START

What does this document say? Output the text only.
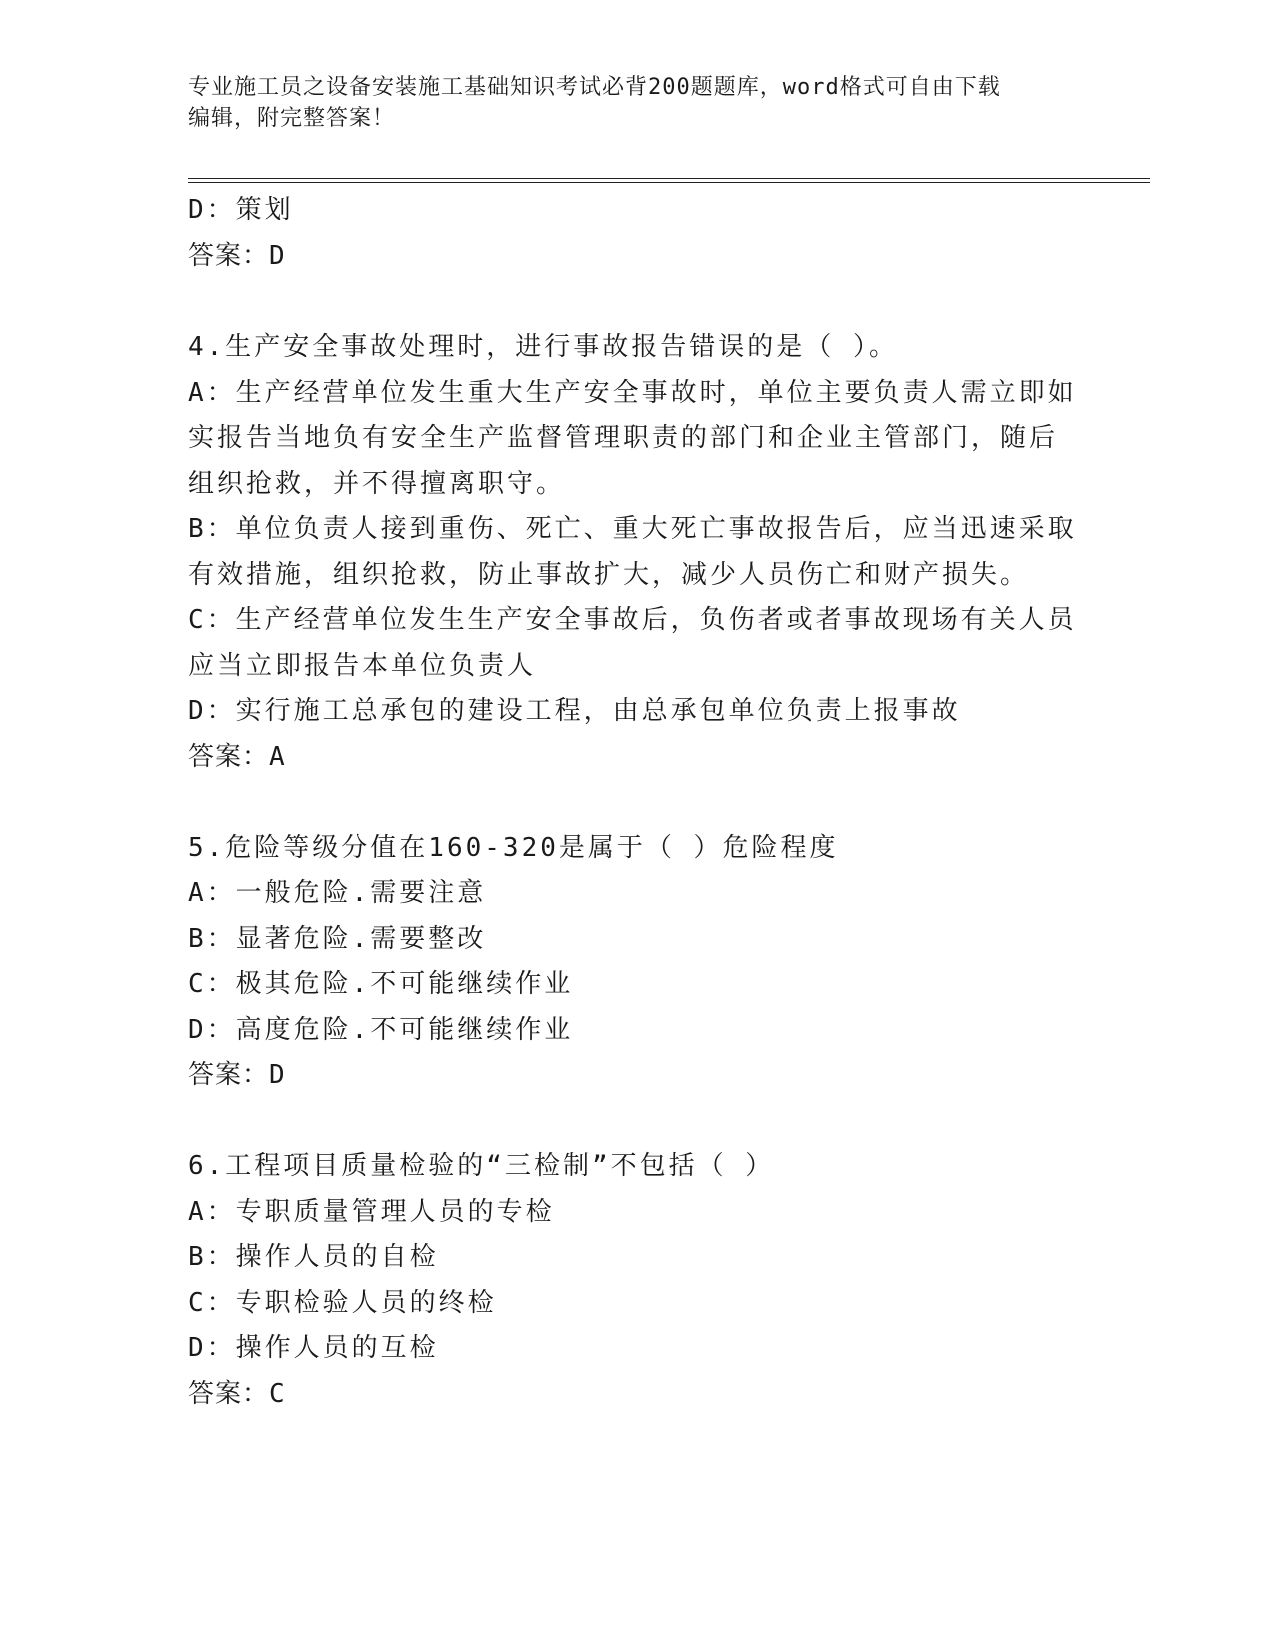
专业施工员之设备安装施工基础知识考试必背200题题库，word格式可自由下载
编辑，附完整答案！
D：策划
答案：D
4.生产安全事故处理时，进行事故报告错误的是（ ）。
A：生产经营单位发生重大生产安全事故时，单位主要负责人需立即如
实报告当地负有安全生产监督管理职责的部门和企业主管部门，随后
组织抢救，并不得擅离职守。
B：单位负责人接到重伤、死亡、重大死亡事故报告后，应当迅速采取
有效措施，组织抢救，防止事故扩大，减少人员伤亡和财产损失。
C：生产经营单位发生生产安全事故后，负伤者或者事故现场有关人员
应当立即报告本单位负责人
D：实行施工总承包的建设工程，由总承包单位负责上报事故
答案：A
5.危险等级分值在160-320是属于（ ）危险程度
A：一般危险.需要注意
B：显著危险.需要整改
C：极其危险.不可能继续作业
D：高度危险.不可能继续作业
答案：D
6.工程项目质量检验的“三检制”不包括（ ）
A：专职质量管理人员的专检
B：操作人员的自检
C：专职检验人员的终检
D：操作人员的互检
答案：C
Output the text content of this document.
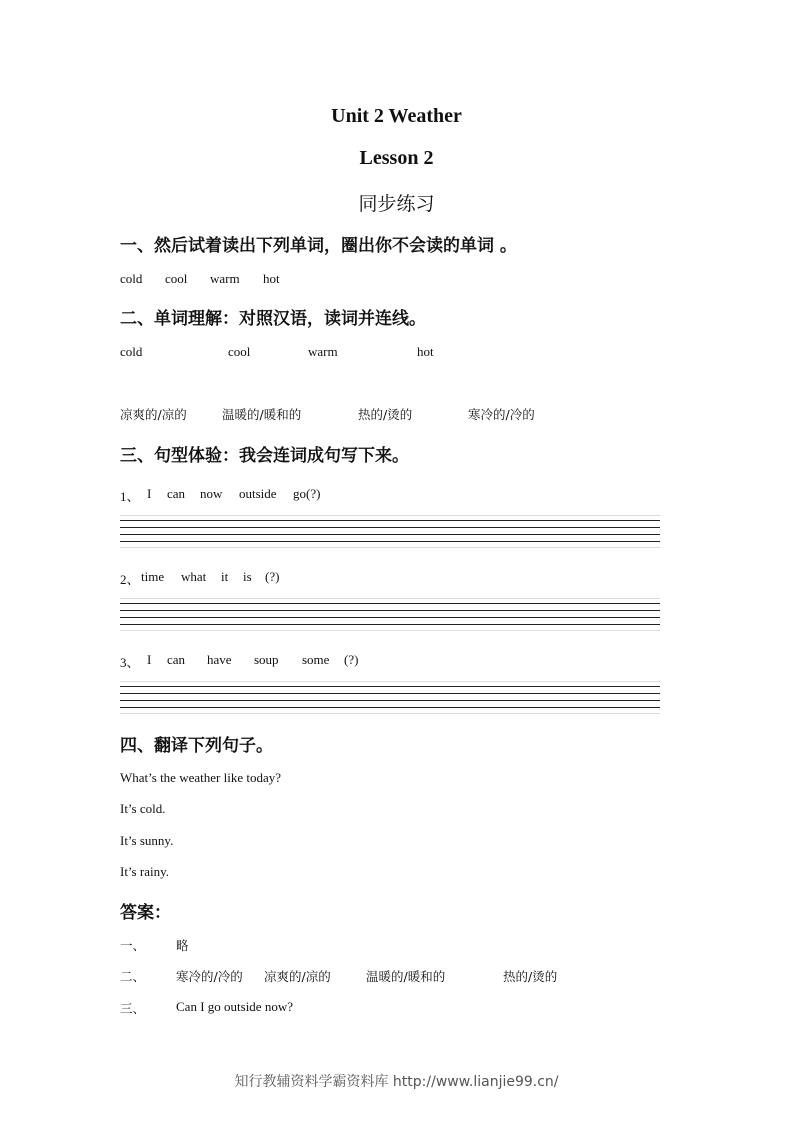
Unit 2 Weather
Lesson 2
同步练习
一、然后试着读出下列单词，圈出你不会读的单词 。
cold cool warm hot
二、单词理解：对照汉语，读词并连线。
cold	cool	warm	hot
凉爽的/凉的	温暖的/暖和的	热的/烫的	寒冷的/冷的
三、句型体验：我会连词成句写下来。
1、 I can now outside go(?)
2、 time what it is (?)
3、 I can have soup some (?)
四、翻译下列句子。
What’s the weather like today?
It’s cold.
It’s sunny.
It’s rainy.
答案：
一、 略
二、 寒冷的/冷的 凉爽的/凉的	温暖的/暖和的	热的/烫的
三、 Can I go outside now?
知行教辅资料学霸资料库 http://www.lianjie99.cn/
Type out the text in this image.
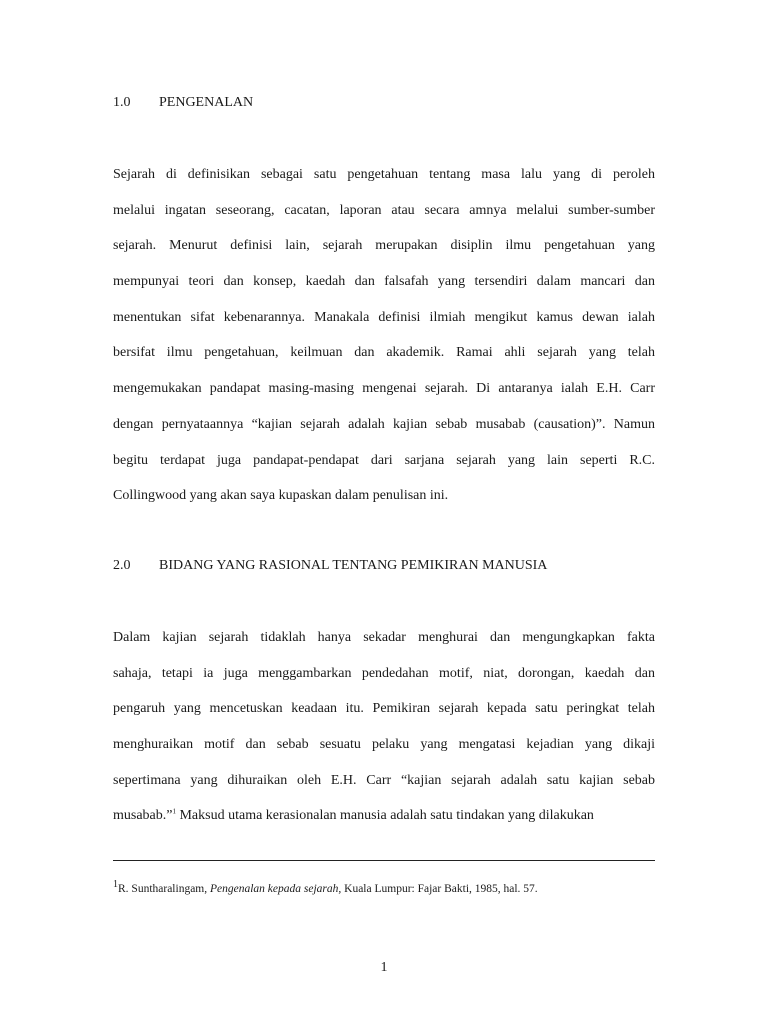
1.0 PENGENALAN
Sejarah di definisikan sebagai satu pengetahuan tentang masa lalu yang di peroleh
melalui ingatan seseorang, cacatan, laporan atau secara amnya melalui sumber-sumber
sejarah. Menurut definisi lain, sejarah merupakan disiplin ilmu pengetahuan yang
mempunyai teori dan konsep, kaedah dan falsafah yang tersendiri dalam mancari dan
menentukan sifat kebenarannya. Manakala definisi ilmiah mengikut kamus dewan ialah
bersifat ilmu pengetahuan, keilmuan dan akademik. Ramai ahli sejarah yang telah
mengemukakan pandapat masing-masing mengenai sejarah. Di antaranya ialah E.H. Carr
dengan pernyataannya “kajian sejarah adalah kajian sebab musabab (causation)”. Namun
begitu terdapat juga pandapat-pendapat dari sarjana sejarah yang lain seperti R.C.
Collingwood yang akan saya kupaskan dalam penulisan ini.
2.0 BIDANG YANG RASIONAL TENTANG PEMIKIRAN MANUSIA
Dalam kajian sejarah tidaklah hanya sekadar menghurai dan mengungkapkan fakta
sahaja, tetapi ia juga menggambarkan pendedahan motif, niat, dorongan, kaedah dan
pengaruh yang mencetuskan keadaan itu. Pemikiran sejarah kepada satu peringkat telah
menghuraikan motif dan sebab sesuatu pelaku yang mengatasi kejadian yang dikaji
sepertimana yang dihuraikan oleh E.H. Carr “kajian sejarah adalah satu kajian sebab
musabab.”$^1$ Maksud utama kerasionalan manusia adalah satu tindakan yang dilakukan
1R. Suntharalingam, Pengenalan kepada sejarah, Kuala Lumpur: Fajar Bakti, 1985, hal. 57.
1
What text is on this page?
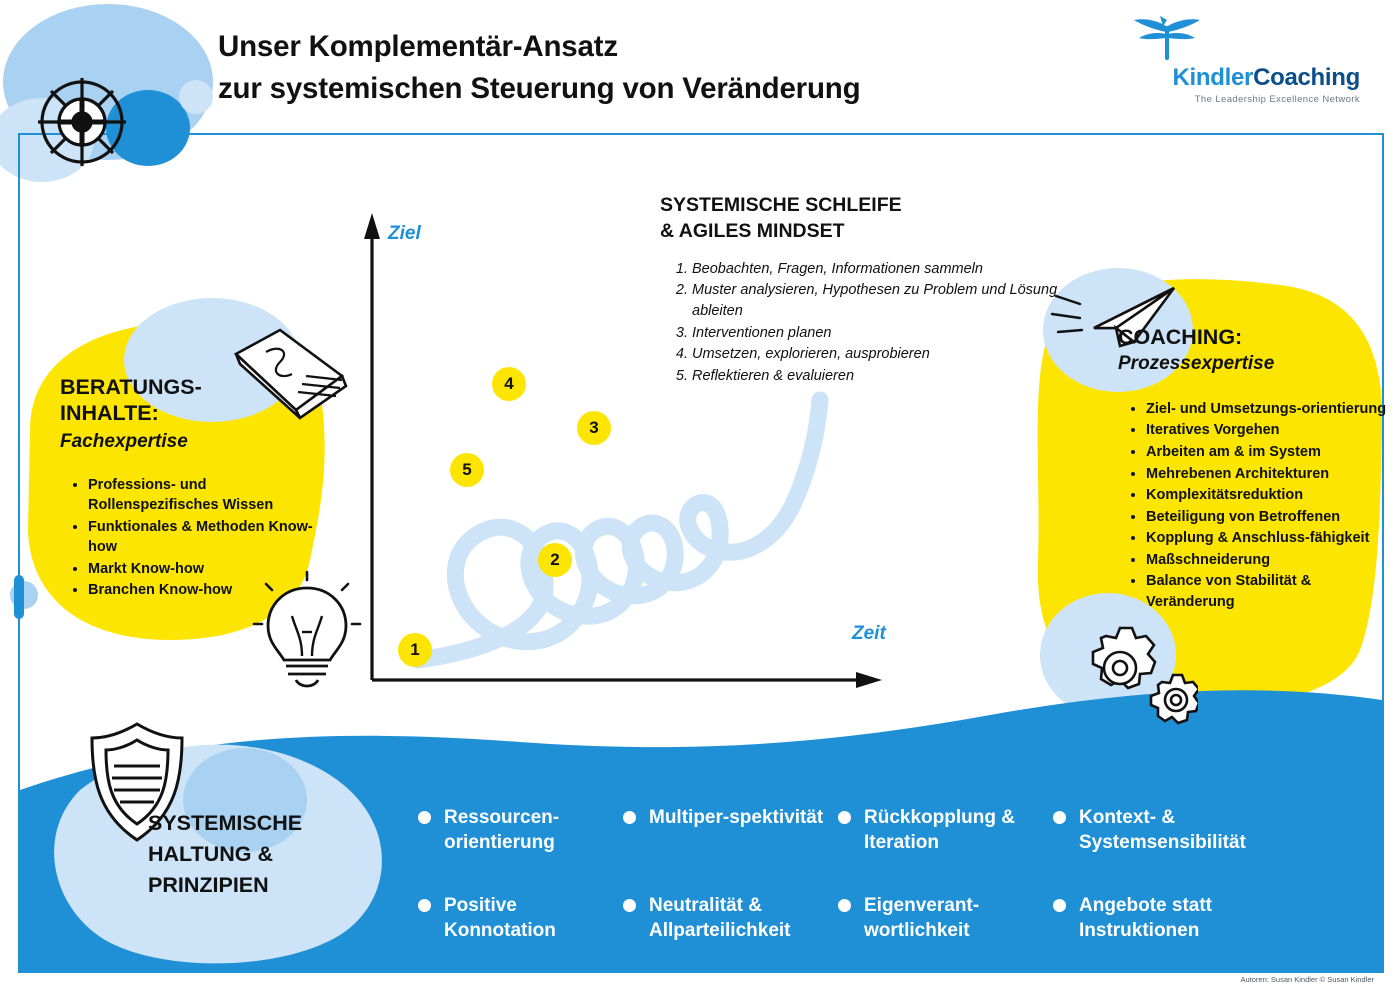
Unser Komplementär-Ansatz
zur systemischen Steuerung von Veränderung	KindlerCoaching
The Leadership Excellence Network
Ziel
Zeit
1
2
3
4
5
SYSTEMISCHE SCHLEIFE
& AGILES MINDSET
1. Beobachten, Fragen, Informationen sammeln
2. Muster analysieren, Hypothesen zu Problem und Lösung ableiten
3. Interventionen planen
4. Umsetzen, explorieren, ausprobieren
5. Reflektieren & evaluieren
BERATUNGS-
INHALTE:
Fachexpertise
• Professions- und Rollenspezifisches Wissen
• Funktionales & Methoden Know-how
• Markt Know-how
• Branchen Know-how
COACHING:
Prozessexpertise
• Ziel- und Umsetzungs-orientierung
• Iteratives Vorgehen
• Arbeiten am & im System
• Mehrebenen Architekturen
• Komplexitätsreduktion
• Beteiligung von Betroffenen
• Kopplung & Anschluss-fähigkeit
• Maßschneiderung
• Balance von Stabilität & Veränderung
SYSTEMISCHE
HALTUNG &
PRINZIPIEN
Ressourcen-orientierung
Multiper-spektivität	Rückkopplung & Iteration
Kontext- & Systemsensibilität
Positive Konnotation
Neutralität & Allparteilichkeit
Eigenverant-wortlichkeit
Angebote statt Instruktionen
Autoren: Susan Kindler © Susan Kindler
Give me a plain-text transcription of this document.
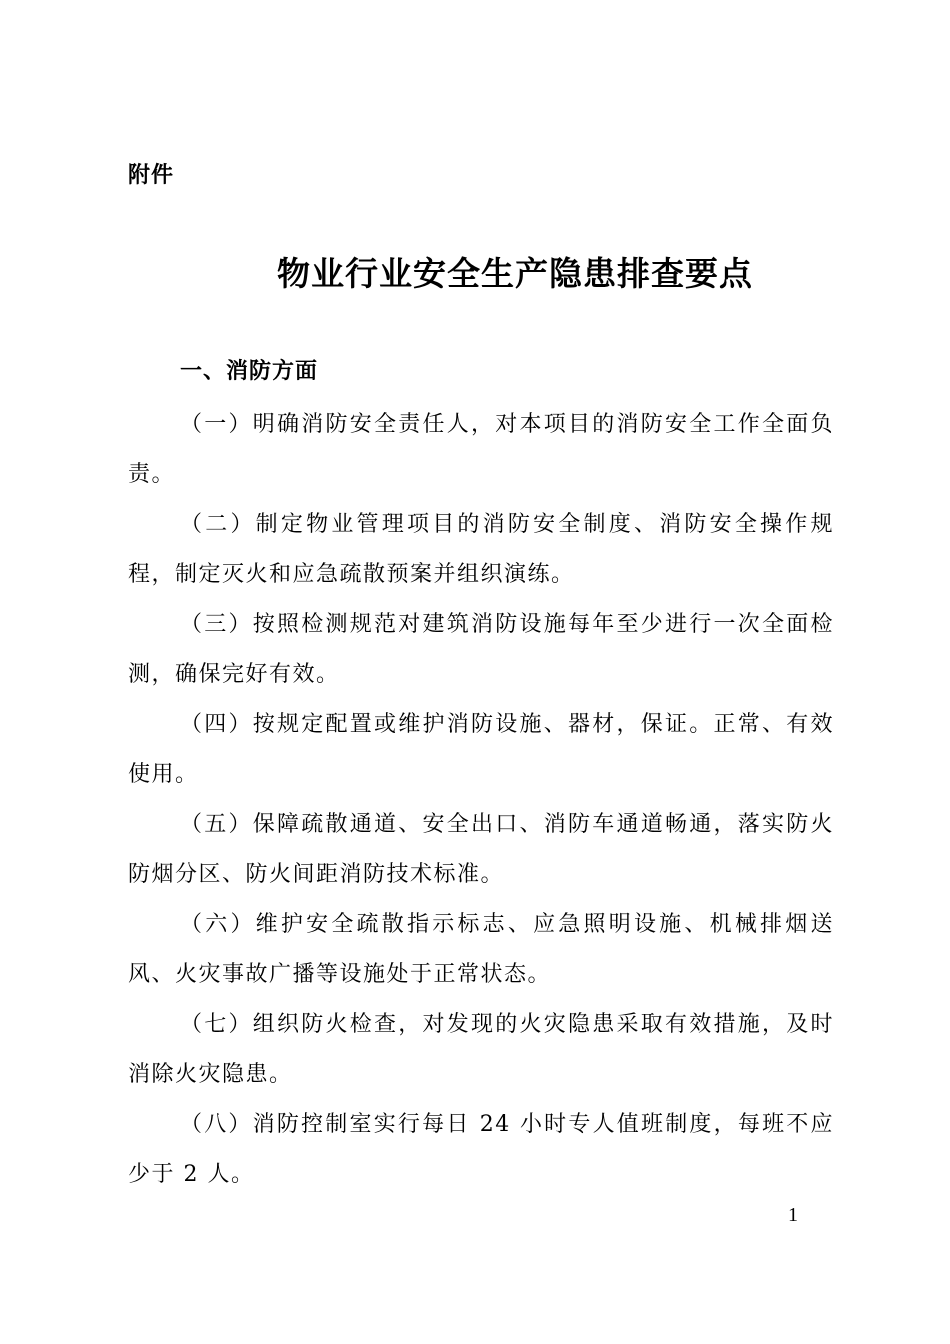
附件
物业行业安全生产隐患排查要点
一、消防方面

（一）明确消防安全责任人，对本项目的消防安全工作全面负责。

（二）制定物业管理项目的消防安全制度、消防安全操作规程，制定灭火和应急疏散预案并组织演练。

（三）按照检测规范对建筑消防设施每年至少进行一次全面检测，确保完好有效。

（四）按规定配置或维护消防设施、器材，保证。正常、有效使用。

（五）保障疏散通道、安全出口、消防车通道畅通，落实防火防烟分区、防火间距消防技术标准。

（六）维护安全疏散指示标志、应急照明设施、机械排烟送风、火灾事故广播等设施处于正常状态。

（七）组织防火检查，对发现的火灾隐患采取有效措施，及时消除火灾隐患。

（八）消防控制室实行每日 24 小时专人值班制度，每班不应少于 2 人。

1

END

> _Given instruction_
Review the preceding data and report every line that includes the string "kajian".

> _Output below_
dengan pernyataannya “kajian sejarah adalah kajian sebab musabab (causation)”. Namun
Dalam kajian sejarah tidaklah hanya sekadar menghurai dan mengungkapkan fakta
sepertimana yang dihuraikan oleh E.H. Carr “kajian sejarah adalah satu kajian sebab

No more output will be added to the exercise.